Word for word, restate every line of the material.

***** Given records

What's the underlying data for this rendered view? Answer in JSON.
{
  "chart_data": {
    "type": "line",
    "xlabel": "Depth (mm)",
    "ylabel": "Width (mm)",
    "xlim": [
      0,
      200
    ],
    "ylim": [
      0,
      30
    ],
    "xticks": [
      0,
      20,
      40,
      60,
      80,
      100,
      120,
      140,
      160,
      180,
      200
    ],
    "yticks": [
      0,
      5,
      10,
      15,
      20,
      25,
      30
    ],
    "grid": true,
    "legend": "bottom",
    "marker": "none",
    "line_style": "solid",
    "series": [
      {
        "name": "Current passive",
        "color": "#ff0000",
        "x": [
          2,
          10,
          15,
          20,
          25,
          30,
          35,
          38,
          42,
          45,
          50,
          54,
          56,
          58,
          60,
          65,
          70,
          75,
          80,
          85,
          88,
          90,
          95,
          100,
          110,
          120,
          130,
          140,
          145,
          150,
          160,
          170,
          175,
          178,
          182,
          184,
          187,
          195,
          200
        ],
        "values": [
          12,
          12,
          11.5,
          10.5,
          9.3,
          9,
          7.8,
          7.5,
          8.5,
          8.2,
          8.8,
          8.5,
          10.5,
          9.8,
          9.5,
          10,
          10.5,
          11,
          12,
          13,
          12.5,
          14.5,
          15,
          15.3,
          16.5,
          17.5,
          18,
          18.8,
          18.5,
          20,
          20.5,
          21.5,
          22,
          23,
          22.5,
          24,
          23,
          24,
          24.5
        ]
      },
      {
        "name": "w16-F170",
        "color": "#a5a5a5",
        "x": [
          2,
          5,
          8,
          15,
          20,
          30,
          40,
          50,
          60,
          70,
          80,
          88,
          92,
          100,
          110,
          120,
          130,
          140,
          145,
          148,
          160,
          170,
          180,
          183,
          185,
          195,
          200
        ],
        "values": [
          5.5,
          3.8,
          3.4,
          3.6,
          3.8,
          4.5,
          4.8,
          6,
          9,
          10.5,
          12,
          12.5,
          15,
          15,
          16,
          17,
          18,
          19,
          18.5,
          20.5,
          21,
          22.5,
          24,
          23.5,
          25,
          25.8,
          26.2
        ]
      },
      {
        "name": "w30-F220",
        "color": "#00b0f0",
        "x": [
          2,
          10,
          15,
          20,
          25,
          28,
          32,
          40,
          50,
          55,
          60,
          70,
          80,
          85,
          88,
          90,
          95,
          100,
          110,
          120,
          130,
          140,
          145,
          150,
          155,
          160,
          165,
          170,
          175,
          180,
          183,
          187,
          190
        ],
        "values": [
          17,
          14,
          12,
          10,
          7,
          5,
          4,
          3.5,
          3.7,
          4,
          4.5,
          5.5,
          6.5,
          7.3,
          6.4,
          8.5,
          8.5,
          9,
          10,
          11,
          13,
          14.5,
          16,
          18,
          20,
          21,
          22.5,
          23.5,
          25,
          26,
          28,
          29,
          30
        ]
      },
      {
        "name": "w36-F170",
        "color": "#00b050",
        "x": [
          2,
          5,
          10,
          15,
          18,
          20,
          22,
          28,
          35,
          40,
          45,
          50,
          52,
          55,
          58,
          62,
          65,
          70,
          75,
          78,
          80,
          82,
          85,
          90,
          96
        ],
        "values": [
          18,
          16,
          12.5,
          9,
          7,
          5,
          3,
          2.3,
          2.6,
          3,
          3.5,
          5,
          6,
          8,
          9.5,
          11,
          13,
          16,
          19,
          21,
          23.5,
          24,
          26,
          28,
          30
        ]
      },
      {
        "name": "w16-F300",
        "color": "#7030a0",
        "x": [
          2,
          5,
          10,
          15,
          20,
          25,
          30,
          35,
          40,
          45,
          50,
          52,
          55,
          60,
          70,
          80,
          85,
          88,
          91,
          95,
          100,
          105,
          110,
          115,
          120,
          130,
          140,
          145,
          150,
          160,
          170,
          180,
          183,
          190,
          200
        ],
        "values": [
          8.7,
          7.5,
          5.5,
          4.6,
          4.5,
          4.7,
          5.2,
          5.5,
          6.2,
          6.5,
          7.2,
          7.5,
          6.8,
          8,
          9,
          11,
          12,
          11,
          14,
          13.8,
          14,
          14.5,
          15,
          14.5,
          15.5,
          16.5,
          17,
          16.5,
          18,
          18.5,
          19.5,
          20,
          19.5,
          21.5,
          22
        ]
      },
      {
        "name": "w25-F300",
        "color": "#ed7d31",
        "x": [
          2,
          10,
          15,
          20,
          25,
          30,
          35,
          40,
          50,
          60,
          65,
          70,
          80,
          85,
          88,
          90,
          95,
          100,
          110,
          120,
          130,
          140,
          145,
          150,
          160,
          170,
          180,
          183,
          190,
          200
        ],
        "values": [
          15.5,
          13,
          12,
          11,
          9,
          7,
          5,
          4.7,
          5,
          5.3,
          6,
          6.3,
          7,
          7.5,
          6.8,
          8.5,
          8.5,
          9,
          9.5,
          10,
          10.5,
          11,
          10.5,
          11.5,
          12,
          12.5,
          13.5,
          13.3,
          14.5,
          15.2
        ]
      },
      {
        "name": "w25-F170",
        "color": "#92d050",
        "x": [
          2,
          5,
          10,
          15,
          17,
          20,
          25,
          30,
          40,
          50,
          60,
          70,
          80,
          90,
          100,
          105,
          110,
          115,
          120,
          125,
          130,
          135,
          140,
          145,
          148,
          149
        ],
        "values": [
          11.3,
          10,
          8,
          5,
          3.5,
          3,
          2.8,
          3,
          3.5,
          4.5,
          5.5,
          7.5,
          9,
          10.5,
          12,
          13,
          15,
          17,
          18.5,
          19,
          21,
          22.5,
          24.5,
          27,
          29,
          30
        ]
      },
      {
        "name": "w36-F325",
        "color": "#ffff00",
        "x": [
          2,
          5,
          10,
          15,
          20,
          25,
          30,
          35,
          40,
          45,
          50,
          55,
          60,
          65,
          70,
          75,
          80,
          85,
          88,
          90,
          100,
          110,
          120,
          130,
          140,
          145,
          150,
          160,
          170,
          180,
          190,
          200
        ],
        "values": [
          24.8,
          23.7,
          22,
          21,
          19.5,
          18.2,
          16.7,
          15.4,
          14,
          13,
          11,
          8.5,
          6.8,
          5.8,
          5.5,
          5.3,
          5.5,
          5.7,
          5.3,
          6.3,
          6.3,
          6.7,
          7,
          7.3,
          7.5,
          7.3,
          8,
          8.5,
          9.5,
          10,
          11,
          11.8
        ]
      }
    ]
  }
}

**********

● **Task response**
What's the underlying data for this rendered view? Answer in JSON.
{
  "chart_data": {
    "type": "line",
    "xlabel": "Depth (mm)",
    "ylabel": "Width (mm)",
    "xlim": [
      0,
      200
    ],
    "ylim": [
      0,
      30
    ],
    "xticks": [
      0,
      20,
      40,
      60,
      80,
      100,
      120,
      140,
      160,
      180,
      200
    ],
    "yticks": [
      0,
      5,
      10,
      15,
      20,
      25,
      30
    ],
    "grid": true,
    "legend": "bottom",
    "marker": "none",
    "line_style": "solid",
    "series": [
      {
        "name": "Current passive",
        "color": "#ff0000",
        "x": [
          2,
          10,
          15,
          20,
          25,
          30,
          35,
          38,
          42,
          45,
          50,
          54,
          56,
          58,
          60,
          65,
          70,
          75,
          80,
          85,
          88,
          90,
          95,
          100,
          110,
          120,
          130,
          140,
          145,
          150,
          160,
          170,
          175,
          178,
          182,
          184,
          187,
          195,
          200
        ],
        "values": [
          12,
          12,
          11.5,
          10.5,
          9.3,
          9,
          7.8,
          7.5,
          8.5,
          8.2,
          8.8,
          8.5,
          10.5,
          9.8,
          9.5,
          10,
          10.5,
          11,
          12,
          13,
          12.5,
          14.5,
          15,
          15.3,
          16.5,
          17.5,
          18,
          18.8,
          18.5,
          20,
          20.5,
          21.5,
          22,
          23,
          22.5,
          24,
          23,
          24,
          24.5
        ]
      },
      {
        "name": "w16-F170",
        "color": "#a5a5a5",
        "x": [
          2,
          5,
          8,
          15,
          20,
          30,
          40,
          50,
          60,
          70,
          80,
          88,
          92,
          100,
          110,
          120,
          130,
          140,
          145,
          148,
          160,
          170,
          180,
          183,
          185,
          195,
          200
        ],
        "values": [
          5.5,
          3.8,
          3.4,
          3.6,
          3.8,
          4.5,
          4.8,
          6,
          9,
          10.5,
          12,
          12.5,
          15,
          15,
          16,
          17,
          18,
          19,
          18.5,
          20.5,
          21,
          22.5,
          24,
          23.5,
          25,
          25.8,
          26.2
        ]
      },
      {
        "name": "w30-F220",
        "color": "#00b0f0",
        "x": [
          2,
          10,
          15,
          20,
          25,
          28,
          32,
          40,
          50,
          55,
          60,
          70,
          80,
          85,
          88,
          90,
          95,
          100,
          110,
          120,
          130,
          140,
          145,
          150,
          155,
          160,
          165,
          170,
          175,
          180,
          183,
          187,
          190
        ],
        "values": [
          17,
          14,
          12,
          10,
          7,
          5,
          4,
          3.5,
          3.7,
          4,
          4.5,
          5.5,
          6.5,
          7.3,
          6.4,
          8.5,
          8.5,
          9,
          10,
          11,
          13,
          14.5,
          16,
          18,
          20,
          21,
          22.5,
          23.5,
          25,
          26,
          28,
          29,
          30
        ]
      },
      {
        "name": "w36-F170",
        "color": "#00b050",
        "x": [
          2,
          5,
          10,
          15,
          18,
          20,
          22,
          28,
          35,
          40,
          45,
          50,
          52,
          55,
          58,
          62,
          65,
          70,
          75,
          78,
          80,
          82,
          85,
          90,
          96
        ],
        "values": [
          18,
          16,
          12.5,
          9,
          7,
          5,
          3,
          2.3,
          2.6,
          3,
          3.5,
          5,
          6,
          8,
          9.5,
          11,
          13,
          16,
          19,
          21,
          23.5,
          24,
          26,
          28,
          30
        ]
      },
      {
        "name": "w16-F300",
        "color": "#7030a0",
        "x": [
          2,
          5,
          10,
          15,
          20,
          25,
          30,
          35,
          40,
          45,
          50,
          52,
          55,
          60,
          70,
          80,
          85,
          88,
          91,
          95,
          100,
          105,
          110,
          115,
          120,
          130,
          140,
          145,
          150,
          160,
          170,
          180,
          183,
          190,
          200
        ],
        "values": [
          8.7,
          7.5,
          5.5,
          4.6,
          4.5,
          4.7,
          5.2,
          5.5,
          6.2,
          6.5,
          7.2,
          7.5,
          6.8,
          8,
          9,
          11,
          12,
          11,
          14,
          13.8,
          14,
          14.5,
          15,
          14.5,
          15.5,
          16.5,
          17,
          16.5,
          18,
          18.5,
          19.5,
          20,
          19.5,
          21.5,
          22
        ]
      },
      {
        "name": "w25-F300",
        "color": "#ed7d31",
        "x": [
          2,
          10,
          15,
          20,
          25,
          30,
          35,
          40,
          50,
          60,
          65,
          70,
          80,
          85,
          88,
          90,
          95,
          100,
          110,
          120,
          130,
          140,
          145,
          150,
          160,
          170,
          180,
          183,
          190,
          200
        ],
        "values": [
          15.5,
          13,
          12,
          11,
          9,
          7,
          5,
          4.7,
          5,
          5.3,
          6,
          6.3,
          7,
          7.5,
          6.8,
          8.5,
          8.5,
          9,
          9.5,
          10,
          10.5,
          11,
          10.5,
          11.5,
          12,
          12.5,
          13.5,
          13.3,
          14.5,
          15.2
        ]
      },
      {
        "name": "w25-F170",
        "color": "#92d050",
        "x": [
          2,
          5,
          10,
          15,
          17,
          20,
          25,
          30,
          40,
          50,
          60,
          70,
          80,
          90,
          100,
          105,
          110,
          115,
          120,
          125,
          130,
          135,
          140,
          145,
          148,
          149
        ],
        "values": [
          11.3,
          10,
          8,
          5,
          3.5,
          3,
          2.8,
          3,
          3.5,
          4.5,
          5.5,
          7.5,
          9,
          10.5,
          12,
          13,
          15,
          17,
          18.5,
          19,
          21,
          22.5,
          24.5,
          27,
          29,
          30
        ]
      },
      {
        "name": "w36-F325",
        "color": "#ffff00",
        "x": [
          2,
          5,
          10,
          15,
          20,
          25,
          30,
          35,
          40,
          45,
          50,
          55,
          60,
          65,
          70,
          75,
          80,
          85,
          88,
          90,
          100,
          110,
          120,
          130,
          140,
          145,
          150,
          160,
          170,
          180,
          190,
          200
        ],
        "values": [
          24.8,
          23.7,
          22,
          21,
          19.5,
          18.2,
          16.7,
          15.4,
          14,
          13,
          11,
          8.5,
          6.8,
          5.8,
          5.5,
          5.3,
          5.5,
          5.7,
          5.3,
          6.3,
          6.3,
          6.7,
          7,
          7.3,
          7.5,
          7.3,
          8,
          8.5,
          9.5,
          10,
          11,
          11.8
        ]
      }
    ]
  }
}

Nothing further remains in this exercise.